[START LISTING]

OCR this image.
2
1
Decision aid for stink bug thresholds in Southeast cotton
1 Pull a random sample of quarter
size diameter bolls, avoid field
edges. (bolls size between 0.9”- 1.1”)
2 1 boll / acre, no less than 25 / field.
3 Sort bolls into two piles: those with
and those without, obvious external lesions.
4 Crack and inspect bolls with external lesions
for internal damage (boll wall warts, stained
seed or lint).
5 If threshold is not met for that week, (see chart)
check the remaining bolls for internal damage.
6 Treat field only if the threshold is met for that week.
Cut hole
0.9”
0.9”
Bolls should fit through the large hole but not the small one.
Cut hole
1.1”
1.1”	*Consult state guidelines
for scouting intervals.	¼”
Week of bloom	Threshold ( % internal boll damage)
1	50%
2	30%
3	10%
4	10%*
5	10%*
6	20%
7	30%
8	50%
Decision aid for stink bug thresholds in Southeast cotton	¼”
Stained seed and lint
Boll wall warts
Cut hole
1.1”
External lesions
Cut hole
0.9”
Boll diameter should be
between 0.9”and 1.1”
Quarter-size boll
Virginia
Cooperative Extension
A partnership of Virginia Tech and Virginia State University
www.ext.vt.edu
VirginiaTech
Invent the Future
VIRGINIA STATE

[END LISTING]

REQUIRED TASK » Extract the complete listing above, reproducing each line exactly.

WRITTEN RESPONSE »
OCR this image.
2
1
Decision aid for stink bug thresholds in Southeast cotton
1 Pull a random sample of quarter
size diameter bolls, avoid field
edges. (bolls size between 0.9”- 1.1”)
2 1 boll / acre, no less than 25 / field.
3 Sort bolls into two piles: those with
and those without, obvious external lesions.
4 Crack and inspect bolls with external lesions
for internal damage (boll wall warts, stained
seed or lint).
5 If threshold is not met for that week, (see chart)
check the remaining bolls for internal damage.
6 Treat field only if the threshold is met for that week.
Cut hole
0.9”
0.9”
Bolls should fit through the large hole but not the small one.
Cut hole
1.1”
1.1”	*Consult state guidelines
for scouting intervals.	¼”
Week of bloom	Threshold ( % internal boll damage)
1	50%
2	30%
3	10%
4	10%*
5	10%*
6	20%
7	30%
8	50%
Decision aid for stink bug thresholds in Southeast cotton	¼”
Stained seed and lint
Boll wall warts
Cut hole
1.1”
External lesions
Cut hole
0.9”
Boll diameter should be
between 0.9”and 1.1”
Quarter-size boll
Virginia
Cooperative Extension
A partnership of Virginia Tech and Virginia State University
www.ext.vt.edu
VirginiaTech
Invent the Future
VIRGINIA STATE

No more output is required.